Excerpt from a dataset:
— begin —

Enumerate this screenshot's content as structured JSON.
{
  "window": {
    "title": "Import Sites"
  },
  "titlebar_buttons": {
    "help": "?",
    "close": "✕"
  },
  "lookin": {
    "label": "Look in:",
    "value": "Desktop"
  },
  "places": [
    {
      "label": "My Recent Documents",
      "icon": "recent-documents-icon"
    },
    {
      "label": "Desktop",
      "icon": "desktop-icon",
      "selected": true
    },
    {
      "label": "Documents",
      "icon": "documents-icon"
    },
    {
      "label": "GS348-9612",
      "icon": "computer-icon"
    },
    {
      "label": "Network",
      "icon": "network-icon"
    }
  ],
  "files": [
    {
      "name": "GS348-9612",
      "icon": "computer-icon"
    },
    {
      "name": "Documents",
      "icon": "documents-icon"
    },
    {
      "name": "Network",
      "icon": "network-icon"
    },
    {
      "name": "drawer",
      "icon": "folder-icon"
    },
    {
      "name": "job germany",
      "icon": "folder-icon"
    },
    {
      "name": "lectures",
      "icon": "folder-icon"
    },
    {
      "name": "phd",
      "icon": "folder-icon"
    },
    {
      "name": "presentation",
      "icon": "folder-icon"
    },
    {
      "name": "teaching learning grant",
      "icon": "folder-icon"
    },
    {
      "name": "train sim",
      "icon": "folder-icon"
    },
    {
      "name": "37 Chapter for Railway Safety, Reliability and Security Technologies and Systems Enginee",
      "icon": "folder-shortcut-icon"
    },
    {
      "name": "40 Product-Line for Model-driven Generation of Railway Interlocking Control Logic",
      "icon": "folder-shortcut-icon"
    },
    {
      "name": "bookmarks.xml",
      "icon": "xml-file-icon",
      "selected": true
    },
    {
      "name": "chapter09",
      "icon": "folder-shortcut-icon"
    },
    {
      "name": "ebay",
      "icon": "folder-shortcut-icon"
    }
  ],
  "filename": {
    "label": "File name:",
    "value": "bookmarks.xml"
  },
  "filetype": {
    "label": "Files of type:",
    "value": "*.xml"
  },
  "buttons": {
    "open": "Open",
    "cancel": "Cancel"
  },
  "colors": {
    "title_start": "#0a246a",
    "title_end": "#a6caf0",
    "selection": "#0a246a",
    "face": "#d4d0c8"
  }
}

— end —

→ WHAT THE TASK ASKS:
Find the word "label" in the entries above and gather every line that holds it.

→ IN RESPONSE:
    "label": "Look in:",
      "label": "My Recent Documents",
      "label": "Desktop",
      "label": "Documents",
      "label": "GS348-9612",
      "label": "Network",
    "label": "File name:",
    "label": "Files of type:",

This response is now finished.